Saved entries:
# # # #

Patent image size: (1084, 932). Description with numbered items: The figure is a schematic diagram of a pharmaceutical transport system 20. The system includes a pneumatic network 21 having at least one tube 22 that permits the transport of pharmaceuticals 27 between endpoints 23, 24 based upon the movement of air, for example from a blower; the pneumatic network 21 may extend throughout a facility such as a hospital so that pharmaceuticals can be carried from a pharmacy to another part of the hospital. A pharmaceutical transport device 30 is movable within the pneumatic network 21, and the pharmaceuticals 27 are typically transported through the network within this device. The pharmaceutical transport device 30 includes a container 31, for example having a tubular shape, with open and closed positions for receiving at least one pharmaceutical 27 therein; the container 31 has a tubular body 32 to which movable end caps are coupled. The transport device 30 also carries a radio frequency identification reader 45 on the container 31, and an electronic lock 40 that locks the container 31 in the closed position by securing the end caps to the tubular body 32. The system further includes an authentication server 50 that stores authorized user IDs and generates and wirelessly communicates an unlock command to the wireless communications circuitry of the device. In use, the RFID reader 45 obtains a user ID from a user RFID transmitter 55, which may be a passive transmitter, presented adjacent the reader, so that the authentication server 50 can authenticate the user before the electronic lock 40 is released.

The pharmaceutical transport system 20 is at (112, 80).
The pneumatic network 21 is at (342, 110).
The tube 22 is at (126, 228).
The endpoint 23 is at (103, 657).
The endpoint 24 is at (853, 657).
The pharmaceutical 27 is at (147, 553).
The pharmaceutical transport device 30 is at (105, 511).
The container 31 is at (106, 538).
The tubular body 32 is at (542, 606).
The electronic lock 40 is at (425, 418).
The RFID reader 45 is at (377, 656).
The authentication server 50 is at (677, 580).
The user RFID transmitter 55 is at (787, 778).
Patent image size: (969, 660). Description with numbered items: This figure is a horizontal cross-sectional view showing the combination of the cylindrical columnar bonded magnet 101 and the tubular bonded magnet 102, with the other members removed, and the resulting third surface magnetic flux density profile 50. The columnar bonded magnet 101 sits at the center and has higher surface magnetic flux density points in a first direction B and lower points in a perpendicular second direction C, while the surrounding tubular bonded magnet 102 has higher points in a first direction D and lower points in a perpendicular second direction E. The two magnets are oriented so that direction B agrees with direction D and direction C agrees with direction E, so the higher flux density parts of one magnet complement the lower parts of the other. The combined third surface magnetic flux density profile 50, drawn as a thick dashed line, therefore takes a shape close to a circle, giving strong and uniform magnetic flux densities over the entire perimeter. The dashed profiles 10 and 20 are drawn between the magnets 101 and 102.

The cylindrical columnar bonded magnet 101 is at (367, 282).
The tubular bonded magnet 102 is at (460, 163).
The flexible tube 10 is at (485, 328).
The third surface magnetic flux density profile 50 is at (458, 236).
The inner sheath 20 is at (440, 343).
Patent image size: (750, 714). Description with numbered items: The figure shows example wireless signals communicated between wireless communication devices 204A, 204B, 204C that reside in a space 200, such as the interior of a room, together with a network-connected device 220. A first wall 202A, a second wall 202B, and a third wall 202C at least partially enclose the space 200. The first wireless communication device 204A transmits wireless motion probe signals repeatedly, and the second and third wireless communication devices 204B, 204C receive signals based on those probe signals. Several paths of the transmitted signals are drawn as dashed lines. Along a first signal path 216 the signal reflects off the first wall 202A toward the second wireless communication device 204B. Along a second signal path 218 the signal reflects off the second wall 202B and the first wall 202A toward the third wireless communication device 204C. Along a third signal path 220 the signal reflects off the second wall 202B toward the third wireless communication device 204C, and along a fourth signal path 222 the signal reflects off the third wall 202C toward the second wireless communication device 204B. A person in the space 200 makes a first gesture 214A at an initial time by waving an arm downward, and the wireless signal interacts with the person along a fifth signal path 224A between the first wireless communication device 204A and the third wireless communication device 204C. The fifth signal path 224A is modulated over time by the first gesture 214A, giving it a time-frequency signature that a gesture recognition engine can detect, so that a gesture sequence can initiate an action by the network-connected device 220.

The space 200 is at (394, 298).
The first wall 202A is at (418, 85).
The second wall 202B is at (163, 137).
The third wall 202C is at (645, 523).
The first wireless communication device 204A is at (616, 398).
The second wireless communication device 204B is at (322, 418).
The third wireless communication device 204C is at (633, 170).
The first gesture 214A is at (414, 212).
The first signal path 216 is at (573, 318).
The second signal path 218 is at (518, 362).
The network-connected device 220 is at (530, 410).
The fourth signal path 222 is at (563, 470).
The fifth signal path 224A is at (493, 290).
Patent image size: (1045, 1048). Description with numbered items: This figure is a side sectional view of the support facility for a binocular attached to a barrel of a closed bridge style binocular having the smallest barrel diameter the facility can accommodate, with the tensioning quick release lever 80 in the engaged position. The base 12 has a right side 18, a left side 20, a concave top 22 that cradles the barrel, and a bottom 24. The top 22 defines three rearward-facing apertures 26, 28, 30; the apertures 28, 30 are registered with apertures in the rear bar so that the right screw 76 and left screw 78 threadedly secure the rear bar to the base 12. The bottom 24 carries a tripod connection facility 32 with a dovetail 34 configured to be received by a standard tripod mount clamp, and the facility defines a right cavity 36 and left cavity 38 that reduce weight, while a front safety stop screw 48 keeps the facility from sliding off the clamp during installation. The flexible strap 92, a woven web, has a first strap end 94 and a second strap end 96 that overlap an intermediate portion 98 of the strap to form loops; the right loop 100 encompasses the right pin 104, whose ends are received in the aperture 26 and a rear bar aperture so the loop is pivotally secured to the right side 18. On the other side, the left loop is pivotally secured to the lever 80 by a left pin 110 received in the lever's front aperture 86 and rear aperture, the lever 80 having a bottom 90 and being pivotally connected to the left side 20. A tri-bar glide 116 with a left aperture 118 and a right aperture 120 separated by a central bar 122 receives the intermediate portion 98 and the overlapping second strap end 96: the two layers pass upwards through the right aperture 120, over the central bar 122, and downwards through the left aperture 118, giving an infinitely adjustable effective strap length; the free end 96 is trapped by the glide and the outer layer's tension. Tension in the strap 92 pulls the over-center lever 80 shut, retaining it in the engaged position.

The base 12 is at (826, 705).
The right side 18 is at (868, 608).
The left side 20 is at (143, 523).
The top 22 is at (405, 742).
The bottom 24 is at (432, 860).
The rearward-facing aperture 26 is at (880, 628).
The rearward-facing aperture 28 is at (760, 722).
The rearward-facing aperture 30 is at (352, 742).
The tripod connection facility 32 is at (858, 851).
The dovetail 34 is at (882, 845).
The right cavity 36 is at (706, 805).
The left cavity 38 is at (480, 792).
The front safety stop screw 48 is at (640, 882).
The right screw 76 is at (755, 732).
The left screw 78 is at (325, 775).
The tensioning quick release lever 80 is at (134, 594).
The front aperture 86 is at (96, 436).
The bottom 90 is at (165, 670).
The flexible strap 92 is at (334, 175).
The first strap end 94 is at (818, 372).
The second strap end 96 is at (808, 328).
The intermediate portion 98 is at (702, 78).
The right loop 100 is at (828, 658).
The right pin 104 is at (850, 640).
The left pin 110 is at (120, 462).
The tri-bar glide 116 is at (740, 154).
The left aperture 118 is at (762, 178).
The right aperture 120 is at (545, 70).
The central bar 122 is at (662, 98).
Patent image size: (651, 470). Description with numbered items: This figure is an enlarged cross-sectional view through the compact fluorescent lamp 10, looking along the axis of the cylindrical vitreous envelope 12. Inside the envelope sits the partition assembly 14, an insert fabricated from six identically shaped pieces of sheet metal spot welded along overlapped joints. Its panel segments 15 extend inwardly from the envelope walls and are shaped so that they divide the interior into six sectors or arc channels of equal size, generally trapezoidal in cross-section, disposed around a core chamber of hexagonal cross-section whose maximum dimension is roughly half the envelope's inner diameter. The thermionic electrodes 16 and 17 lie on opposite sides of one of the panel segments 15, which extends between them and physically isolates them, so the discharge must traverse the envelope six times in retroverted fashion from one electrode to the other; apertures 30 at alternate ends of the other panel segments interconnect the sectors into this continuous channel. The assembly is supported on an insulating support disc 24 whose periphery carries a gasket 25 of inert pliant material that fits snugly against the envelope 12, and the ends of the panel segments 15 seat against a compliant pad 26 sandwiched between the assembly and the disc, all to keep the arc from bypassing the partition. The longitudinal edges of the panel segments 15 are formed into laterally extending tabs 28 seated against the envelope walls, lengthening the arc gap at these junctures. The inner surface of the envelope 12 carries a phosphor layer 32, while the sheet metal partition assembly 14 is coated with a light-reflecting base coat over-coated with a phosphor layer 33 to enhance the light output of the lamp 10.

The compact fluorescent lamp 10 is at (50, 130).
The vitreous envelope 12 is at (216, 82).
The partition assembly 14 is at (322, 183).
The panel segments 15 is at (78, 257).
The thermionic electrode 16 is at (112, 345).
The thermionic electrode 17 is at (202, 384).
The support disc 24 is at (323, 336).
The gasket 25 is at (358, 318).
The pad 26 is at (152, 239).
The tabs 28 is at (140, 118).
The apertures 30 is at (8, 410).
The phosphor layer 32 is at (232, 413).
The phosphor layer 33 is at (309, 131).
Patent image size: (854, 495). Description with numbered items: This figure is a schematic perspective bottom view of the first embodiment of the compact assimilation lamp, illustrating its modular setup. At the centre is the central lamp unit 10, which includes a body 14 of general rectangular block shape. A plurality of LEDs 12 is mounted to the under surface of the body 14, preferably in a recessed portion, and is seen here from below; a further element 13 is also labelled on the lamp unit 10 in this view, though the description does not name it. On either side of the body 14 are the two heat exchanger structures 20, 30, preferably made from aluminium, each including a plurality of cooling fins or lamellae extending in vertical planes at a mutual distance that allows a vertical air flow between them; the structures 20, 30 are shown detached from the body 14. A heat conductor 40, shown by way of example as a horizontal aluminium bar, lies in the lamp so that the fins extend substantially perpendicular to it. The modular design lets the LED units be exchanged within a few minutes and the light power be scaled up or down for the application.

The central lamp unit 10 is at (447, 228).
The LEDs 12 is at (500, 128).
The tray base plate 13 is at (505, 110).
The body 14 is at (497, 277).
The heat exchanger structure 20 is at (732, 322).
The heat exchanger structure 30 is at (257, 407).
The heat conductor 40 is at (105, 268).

# # # #

Requirements: Please copy the part of the records that opens with the line containing "Patent image size: (854, 495)." and closes with the line containing "The body 14 is at (497, 277).", keeping every line unchanged.

Exercise response:
Patent image size: (854, 495). Description with numbered items: This figure is a schematic perspective bottom view of the first embodiment of the compact assimilation lamp, illustrating its modular setup. At the centre is the central lamp unit 10, which includes a body 14 of general rectangular block shape. A plurality of LEDs 12 is mounted to the under surface of the body 14, preferably in a recessed portion, and is seen here from below; a further element 13 is also labelled on the lamp unit 10 in this view, though the description does not name it. On either side of the body 14 are the two heat exchanger structures 20, 30, preferably made from aluminium, each including a plurality of cooling fins or lamellae extending in vertical planes at a mutual distance that allows a vertical air flow between them; the structures 20, 30 are shown detached from the body 14. A heat conductor 40, shown by way of example as a horizontal aluminium bar, lies in the lamp so that the fins extend substantially perpendicular to it. The modular design lets the LED units be exchanged within a few minutes and the light power be scaled up or down for the application.

The central lamp unit 10 is at (447, 228).
The LEDs 12 is at (500, 128).
The tray base plate 13 is at (505, 110).
The body 14 is at (497, 277).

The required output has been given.